How many lines in the listing below include the word "will"? Answer with the number and nothing else.

======== Task inputs ========

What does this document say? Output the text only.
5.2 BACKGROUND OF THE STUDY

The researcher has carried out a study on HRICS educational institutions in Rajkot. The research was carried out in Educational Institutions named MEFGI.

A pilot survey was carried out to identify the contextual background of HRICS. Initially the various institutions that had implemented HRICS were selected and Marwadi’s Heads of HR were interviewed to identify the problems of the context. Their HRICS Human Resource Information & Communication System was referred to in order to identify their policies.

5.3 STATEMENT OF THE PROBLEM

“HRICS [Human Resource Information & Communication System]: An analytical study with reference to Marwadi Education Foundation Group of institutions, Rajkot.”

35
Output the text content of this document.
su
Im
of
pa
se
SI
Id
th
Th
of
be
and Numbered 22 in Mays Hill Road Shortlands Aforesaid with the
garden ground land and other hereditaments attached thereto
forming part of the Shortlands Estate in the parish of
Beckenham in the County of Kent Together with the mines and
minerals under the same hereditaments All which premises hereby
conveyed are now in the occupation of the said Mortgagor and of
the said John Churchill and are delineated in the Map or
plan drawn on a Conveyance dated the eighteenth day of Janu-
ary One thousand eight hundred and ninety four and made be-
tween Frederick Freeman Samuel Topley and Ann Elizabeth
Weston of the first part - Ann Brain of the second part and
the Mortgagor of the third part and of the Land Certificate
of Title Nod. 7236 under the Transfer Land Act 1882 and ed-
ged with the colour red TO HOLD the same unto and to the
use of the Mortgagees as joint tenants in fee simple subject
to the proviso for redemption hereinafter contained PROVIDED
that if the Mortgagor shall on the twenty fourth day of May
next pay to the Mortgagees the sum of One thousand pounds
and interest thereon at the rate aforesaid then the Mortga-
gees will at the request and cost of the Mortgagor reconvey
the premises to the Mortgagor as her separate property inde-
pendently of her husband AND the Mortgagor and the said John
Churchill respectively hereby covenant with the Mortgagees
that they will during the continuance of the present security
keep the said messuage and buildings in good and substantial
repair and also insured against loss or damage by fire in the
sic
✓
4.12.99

========

**Response below**
2